### Dataset records on visual material
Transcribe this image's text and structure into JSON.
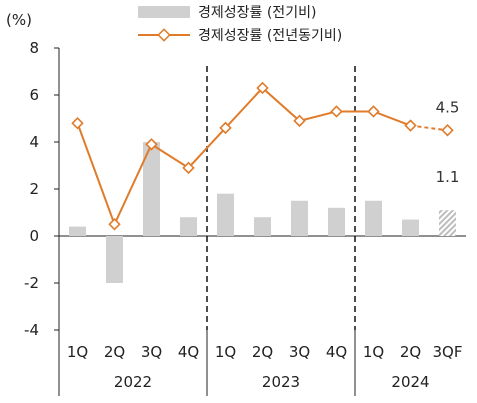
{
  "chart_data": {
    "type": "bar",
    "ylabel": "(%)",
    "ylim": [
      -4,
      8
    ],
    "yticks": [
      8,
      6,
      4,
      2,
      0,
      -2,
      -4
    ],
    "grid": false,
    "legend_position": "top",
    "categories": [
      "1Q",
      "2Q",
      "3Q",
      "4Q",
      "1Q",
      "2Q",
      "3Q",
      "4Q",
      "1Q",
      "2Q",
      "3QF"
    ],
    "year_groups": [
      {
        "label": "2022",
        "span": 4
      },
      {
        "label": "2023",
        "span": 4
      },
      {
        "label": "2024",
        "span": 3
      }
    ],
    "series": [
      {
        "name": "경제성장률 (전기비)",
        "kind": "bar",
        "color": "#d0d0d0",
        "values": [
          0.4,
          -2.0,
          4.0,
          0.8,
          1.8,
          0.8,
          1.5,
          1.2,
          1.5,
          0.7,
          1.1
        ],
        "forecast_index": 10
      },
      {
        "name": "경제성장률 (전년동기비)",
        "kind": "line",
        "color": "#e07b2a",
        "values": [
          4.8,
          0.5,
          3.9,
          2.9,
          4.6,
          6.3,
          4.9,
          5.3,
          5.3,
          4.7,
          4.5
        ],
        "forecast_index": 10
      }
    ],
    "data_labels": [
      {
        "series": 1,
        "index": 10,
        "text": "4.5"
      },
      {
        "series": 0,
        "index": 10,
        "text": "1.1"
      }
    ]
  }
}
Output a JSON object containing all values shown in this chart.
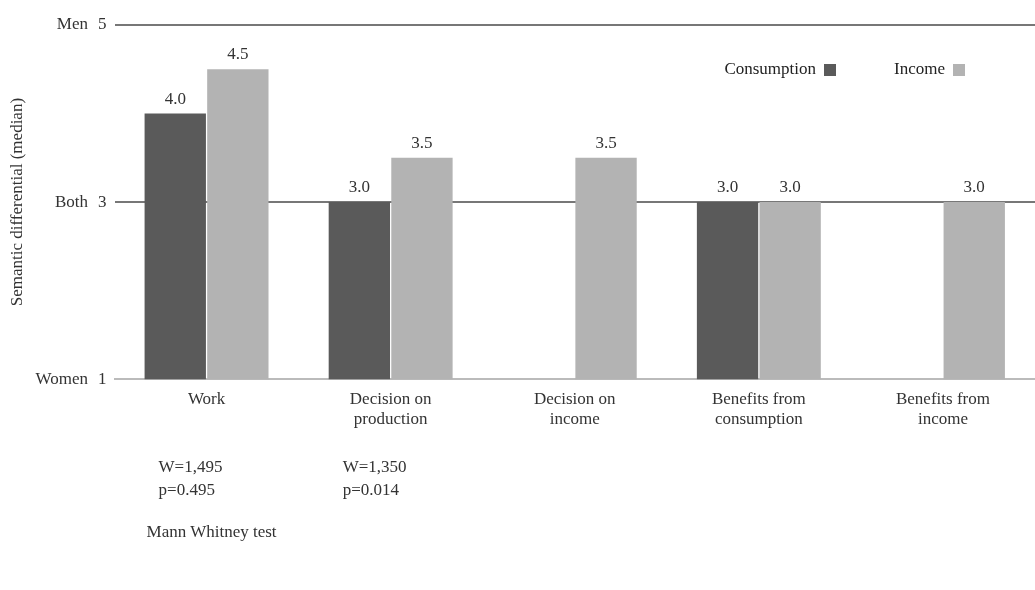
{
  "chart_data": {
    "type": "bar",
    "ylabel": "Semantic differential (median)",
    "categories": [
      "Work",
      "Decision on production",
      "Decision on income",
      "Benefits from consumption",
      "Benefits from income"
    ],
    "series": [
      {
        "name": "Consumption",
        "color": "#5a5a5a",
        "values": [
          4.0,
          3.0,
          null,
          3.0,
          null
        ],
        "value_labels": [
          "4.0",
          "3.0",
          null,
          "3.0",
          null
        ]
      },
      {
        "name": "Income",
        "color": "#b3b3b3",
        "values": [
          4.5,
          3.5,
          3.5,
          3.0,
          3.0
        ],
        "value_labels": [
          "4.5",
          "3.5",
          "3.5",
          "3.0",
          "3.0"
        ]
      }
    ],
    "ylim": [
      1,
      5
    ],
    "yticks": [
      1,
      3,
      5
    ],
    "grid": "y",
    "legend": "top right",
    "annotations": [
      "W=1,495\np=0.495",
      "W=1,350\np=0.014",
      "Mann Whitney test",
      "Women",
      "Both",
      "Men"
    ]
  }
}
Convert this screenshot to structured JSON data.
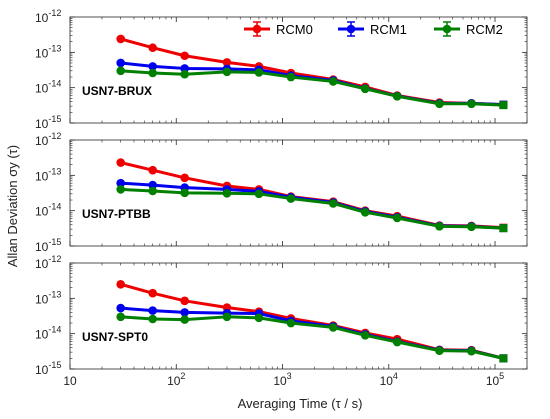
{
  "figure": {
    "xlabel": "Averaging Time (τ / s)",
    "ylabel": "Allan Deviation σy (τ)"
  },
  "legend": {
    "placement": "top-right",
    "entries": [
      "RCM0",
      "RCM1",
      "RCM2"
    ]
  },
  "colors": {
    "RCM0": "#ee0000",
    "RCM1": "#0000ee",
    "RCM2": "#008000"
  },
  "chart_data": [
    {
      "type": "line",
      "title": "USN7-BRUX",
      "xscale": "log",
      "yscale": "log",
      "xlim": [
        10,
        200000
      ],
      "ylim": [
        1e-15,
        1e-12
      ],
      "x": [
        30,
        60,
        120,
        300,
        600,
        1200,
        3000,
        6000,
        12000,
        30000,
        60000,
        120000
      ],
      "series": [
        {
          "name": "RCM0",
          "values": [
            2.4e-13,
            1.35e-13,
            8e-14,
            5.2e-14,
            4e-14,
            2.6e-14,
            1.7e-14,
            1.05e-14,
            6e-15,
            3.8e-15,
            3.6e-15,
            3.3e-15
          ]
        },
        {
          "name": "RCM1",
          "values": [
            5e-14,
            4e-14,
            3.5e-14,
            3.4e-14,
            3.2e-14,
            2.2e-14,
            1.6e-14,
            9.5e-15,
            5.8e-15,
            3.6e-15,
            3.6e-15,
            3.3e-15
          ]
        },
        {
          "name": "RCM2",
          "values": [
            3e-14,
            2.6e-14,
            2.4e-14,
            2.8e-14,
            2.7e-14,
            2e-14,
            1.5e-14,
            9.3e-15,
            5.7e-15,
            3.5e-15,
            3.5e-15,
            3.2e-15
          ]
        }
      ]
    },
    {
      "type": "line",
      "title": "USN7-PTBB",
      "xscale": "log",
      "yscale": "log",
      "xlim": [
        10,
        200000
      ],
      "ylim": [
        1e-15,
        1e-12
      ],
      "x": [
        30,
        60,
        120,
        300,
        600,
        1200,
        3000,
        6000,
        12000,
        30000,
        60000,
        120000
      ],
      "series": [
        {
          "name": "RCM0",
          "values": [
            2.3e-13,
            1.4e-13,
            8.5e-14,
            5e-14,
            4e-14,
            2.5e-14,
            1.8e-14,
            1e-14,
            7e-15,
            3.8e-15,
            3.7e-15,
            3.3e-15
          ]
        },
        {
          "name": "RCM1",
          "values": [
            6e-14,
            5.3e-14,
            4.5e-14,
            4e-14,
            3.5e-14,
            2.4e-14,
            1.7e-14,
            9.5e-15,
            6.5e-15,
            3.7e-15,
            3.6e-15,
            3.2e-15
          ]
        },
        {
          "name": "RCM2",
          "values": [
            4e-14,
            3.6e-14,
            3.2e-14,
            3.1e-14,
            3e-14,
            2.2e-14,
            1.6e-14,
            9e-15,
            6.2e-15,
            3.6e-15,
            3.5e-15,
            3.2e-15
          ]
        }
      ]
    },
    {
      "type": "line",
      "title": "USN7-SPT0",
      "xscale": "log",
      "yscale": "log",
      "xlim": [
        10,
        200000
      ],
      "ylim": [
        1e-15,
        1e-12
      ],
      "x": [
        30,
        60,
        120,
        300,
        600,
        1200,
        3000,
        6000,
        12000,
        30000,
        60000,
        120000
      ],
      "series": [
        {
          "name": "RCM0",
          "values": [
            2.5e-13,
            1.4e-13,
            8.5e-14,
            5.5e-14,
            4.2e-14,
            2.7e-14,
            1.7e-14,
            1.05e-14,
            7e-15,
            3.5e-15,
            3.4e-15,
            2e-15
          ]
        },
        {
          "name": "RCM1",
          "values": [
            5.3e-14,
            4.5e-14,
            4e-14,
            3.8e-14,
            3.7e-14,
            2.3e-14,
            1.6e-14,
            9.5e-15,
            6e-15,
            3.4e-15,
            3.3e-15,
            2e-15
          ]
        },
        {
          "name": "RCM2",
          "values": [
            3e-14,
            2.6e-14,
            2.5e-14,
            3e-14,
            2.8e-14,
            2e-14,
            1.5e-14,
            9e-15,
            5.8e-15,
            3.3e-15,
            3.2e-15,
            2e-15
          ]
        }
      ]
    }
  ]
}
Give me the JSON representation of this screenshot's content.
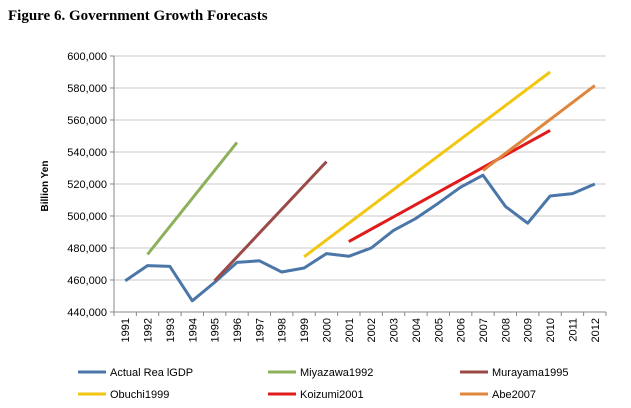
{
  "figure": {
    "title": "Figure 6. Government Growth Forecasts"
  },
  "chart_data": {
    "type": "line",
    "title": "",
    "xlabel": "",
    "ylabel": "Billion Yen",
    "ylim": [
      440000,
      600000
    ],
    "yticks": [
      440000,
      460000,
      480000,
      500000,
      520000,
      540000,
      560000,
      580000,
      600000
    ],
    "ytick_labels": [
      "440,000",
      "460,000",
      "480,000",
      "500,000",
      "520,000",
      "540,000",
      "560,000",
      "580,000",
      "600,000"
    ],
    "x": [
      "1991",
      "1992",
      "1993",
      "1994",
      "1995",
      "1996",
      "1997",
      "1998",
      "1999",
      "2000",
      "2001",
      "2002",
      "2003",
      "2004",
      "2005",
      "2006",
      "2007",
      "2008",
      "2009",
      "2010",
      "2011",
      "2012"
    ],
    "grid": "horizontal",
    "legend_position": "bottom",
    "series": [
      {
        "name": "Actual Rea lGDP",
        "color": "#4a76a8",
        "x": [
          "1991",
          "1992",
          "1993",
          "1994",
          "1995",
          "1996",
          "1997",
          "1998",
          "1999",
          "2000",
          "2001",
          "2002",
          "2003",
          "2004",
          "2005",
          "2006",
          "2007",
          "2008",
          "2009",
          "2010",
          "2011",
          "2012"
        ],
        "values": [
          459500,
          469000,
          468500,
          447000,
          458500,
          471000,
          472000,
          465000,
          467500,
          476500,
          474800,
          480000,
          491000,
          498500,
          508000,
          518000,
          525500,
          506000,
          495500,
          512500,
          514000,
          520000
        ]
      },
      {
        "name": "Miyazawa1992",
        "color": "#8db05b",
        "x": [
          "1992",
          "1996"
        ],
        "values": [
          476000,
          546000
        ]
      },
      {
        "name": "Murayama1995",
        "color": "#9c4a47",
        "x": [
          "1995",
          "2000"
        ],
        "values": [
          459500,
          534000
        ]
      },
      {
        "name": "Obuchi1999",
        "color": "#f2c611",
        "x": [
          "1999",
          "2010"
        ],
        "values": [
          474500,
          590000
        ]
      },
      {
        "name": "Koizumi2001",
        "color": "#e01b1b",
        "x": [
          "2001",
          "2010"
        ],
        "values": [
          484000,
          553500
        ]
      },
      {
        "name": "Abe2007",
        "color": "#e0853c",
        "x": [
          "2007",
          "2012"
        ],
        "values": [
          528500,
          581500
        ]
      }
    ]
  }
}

### Work required
Extract all lines from the material above that include the word "Benefits".

### Solution
      "Benefits from consumption",
      "Benefits from income"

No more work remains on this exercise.